Data listing ::

+ + + + +

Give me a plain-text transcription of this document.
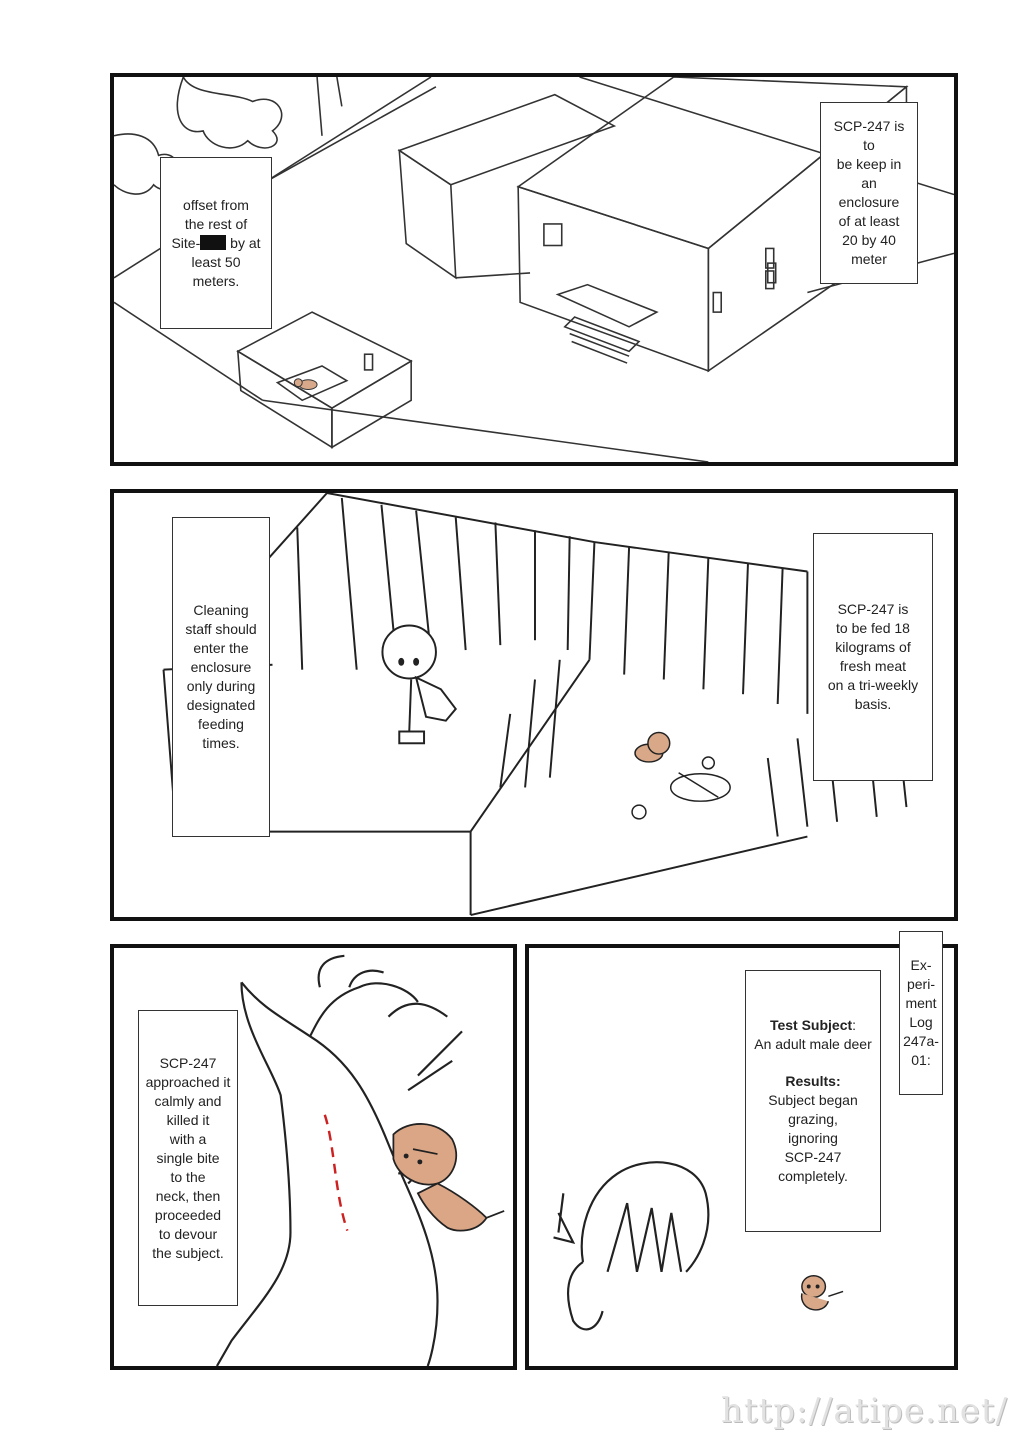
offset from
the rest of
Site- by at
least 50
meters.
SCP-247 is to
be keep in an
enclosure
of at least
20 by 40
meter
Cleaning
staff should
enter the
enclosure
only during
designated
feeding
times.
SCP-247 is
to be fed 18
kilograms of
fresh meat
on a tri-weekly
basis.
SCP-247
approached it
calmly and
killed it
with a
single bite
to the
neck, then
proceeded
to devour
the subject.
Test Subject:
An adult male deer
Results:
Subject began
grazing,
ignoring
SCP-247
completely.
Ex-
peri-
ment
Log
247a-
01:
http://atipe.net/
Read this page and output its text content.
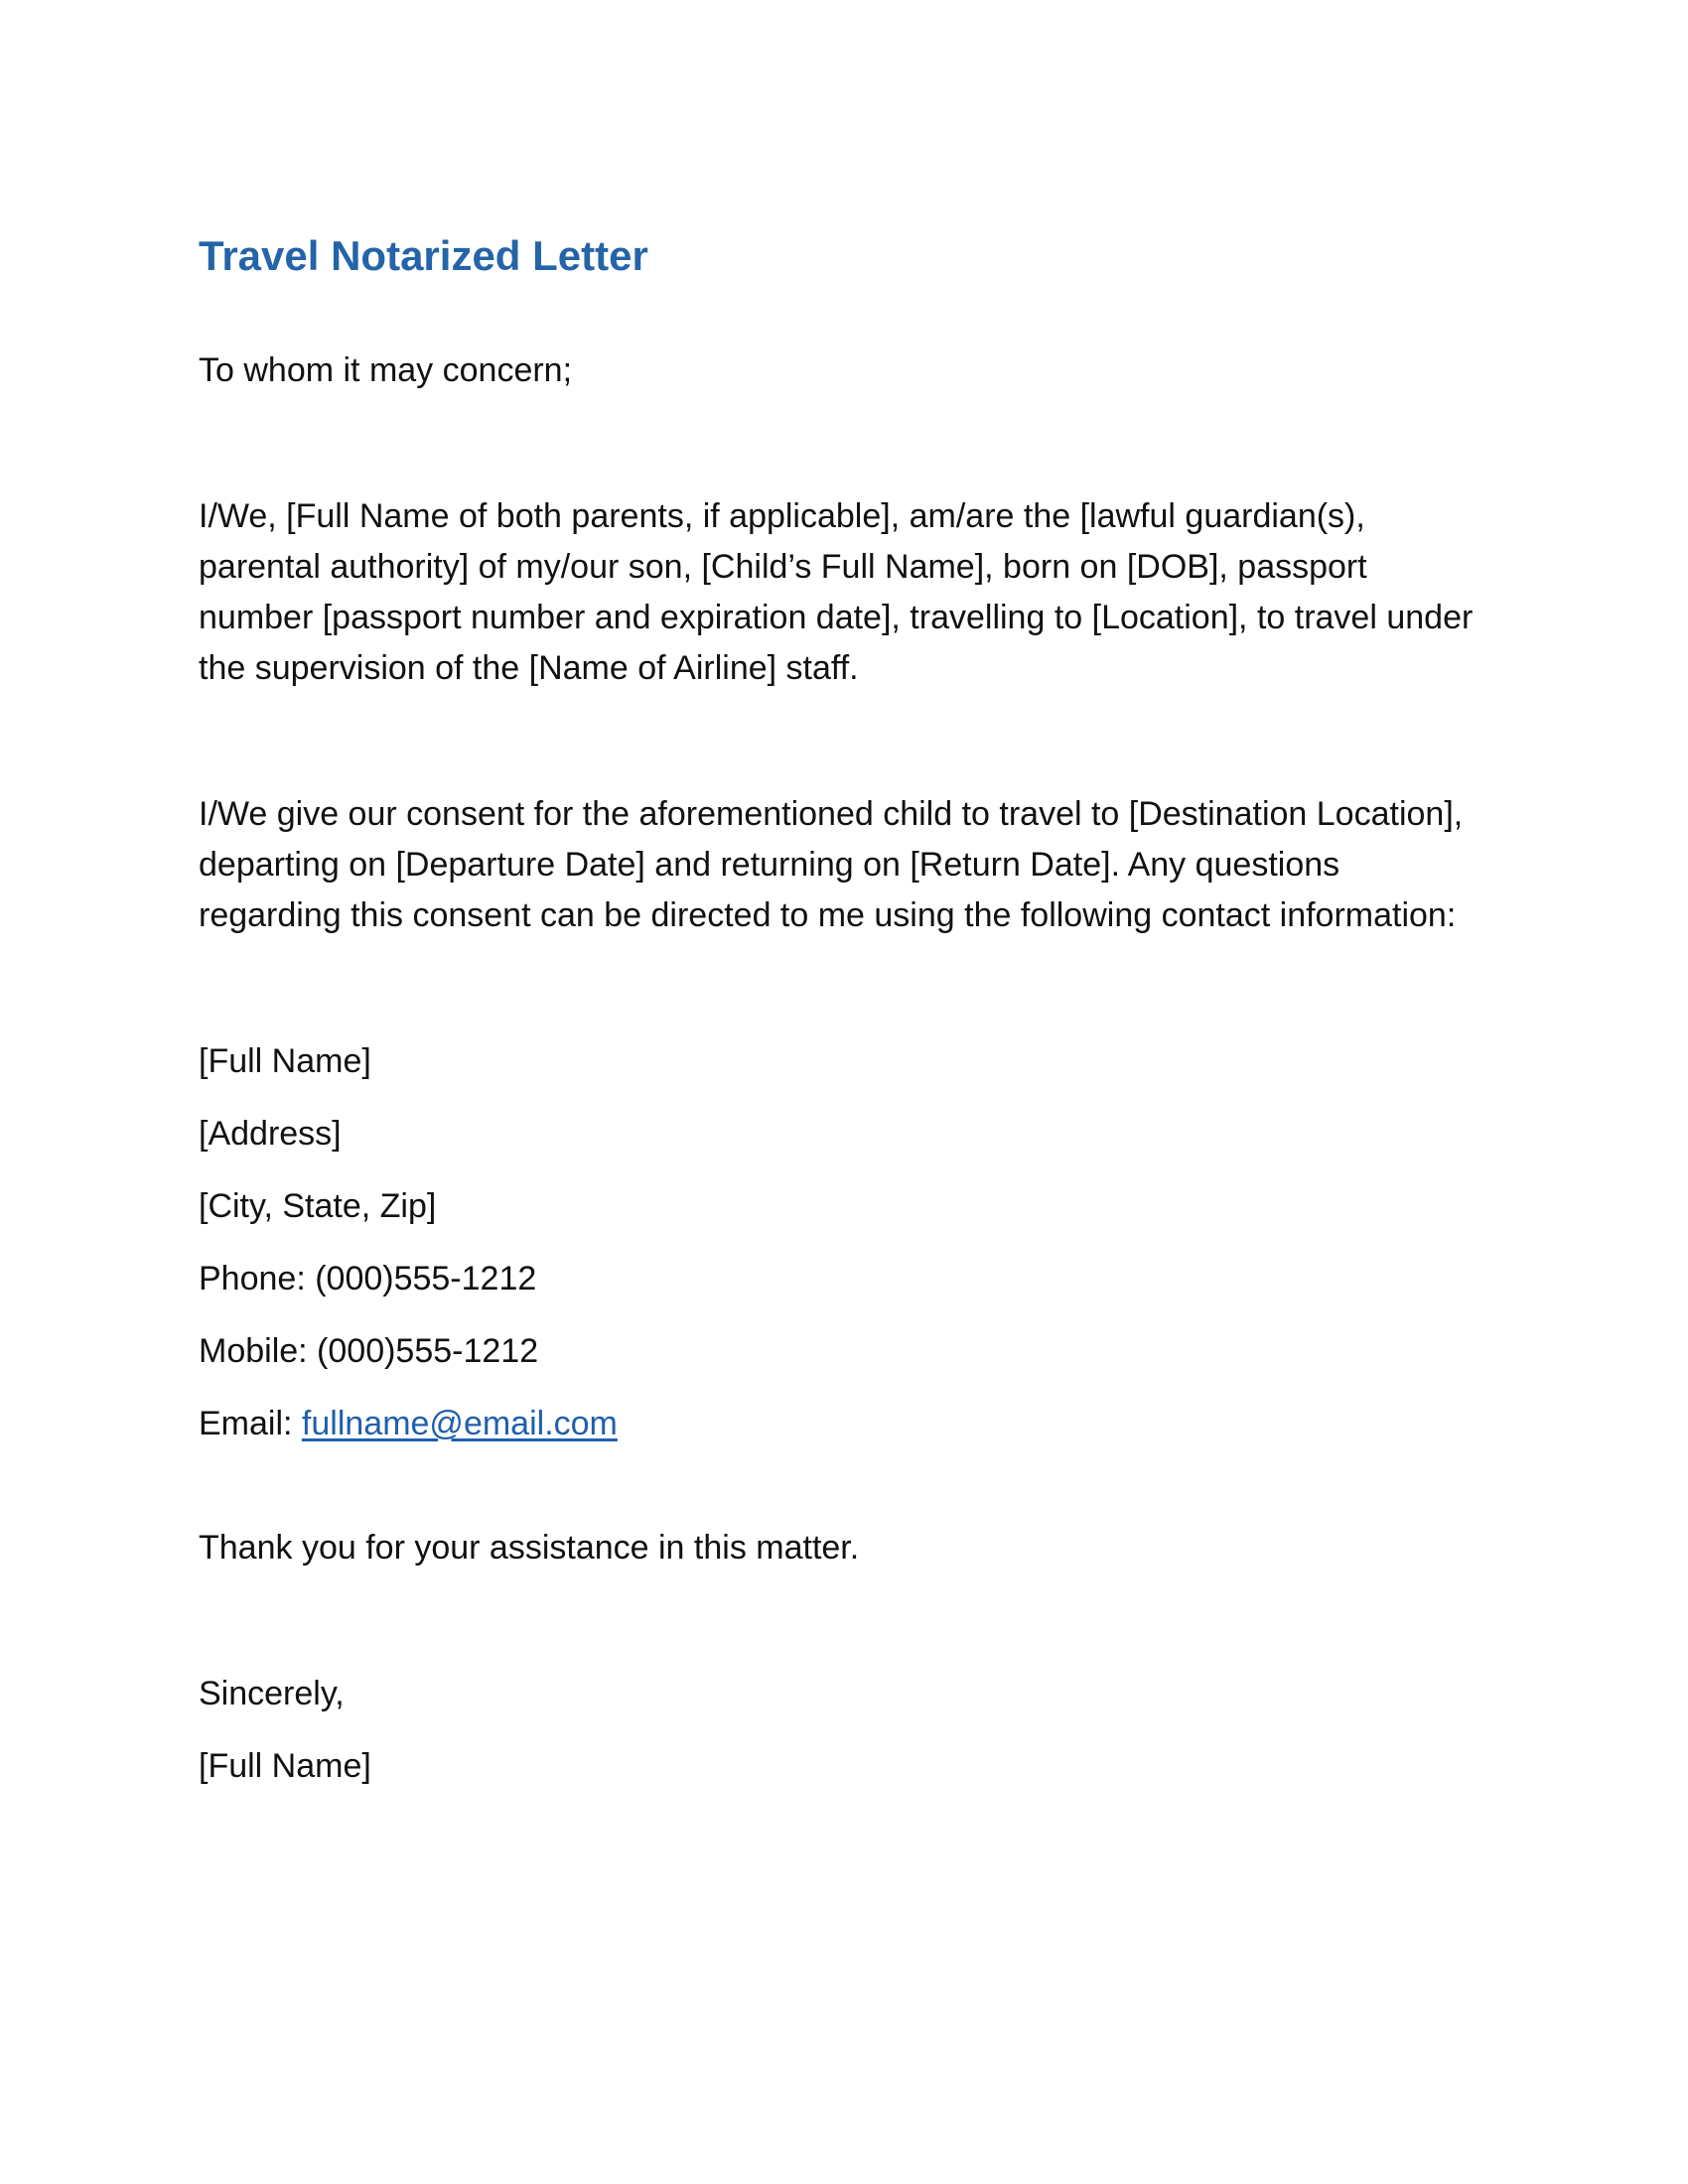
Travel Notarized Letter

To whom it may concern;

I/We, [Full Name of both parents, if applicable], am/are the [lawful guardian(s), parental authority] of my/our son, [Child’s Full Name], born on [DOB], passport number [passport number and expiration date], travelling to [Location], to travel under the supervision of the [Name of Airline] staff.

I/We give our consent for the aforementioned child to travel to [Destination Location], departing on [Departure Date] and returning on [Return Date]. Any questions regarding this consent can be directed to me using the following contact information:

[Full Name]

[Address]

[City, State, Zip]

Phone: (000)555-1212

Mobile: (000)555-1212

Email: fullname@email.com

Thank you for your assistance in this matter.

Sincerely,

[Full Name]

+ + + + +

THE EXERCISE ::
Omit the pictures and print again exactly the lines from the one with "Read this page and output its text content." through the final line of the entries, both ends included.

IN RESPONSE ::
Read this page and output its text content.
Travel Notarized Letter

To whom it may concern;

I/We, [Full Name of both parents, if applicable], am/are the [lawful guardian(s), parental authority] of my/our son, [Child’s Full Name], born on [DOB], passport number [passport number and expiration date], travelling to [Location], to travel under the supervision of the [Name of Airline] staff.

I/We give our consent for the aforementioned child to travel to [Destination Location], departing on [Departure Date] and returning on [Return Date]. Any questions regarding this consent can be directed to me using the following contact information:

[Full Name]

[Address]

[City, State, Zip]

Phone: (000)555-1212

Mobile: (000)555-1212

Email: fullname@email.com

Thank you for your assistance in this matter.

Sincerely,

[Full Name]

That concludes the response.